-- START OF Source records --
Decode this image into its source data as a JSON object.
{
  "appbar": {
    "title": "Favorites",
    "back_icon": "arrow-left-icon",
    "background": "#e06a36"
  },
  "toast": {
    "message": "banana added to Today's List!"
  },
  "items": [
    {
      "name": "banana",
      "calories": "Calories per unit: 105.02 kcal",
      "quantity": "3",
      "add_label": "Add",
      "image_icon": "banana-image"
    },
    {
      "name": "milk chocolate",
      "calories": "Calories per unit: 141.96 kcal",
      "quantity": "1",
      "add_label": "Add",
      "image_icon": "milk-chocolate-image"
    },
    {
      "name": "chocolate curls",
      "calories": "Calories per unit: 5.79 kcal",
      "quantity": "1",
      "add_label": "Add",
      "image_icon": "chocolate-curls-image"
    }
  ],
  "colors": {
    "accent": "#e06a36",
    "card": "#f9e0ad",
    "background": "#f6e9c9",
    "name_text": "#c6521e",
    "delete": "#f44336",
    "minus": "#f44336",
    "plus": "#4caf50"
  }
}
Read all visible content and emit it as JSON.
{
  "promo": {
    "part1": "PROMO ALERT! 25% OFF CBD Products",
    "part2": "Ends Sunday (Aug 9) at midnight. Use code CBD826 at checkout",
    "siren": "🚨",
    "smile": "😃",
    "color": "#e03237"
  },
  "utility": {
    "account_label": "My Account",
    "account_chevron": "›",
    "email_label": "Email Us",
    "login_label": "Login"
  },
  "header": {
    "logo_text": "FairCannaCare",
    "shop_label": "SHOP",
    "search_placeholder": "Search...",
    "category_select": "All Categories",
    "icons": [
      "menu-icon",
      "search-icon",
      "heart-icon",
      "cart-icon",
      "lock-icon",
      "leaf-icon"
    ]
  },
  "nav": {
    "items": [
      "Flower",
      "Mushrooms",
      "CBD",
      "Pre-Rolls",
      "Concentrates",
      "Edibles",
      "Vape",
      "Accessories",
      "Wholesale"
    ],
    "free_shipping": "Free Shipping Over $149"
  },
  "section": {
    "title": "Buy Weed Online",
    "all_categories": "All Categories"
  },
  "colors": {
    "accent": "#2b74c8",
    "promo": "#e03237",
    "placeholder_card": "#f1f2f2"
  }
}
-- END OF Source records --
What you are asked to do:
Filter the entries down to the lines containing "chocolate". Copy each of those lines.

Task answer:
      "name": "milk chocolate",
      "image_icon": "milk-chocolate-image"
      "name": "chocolate curls",
      "image_icon": "chocolate-curls-image"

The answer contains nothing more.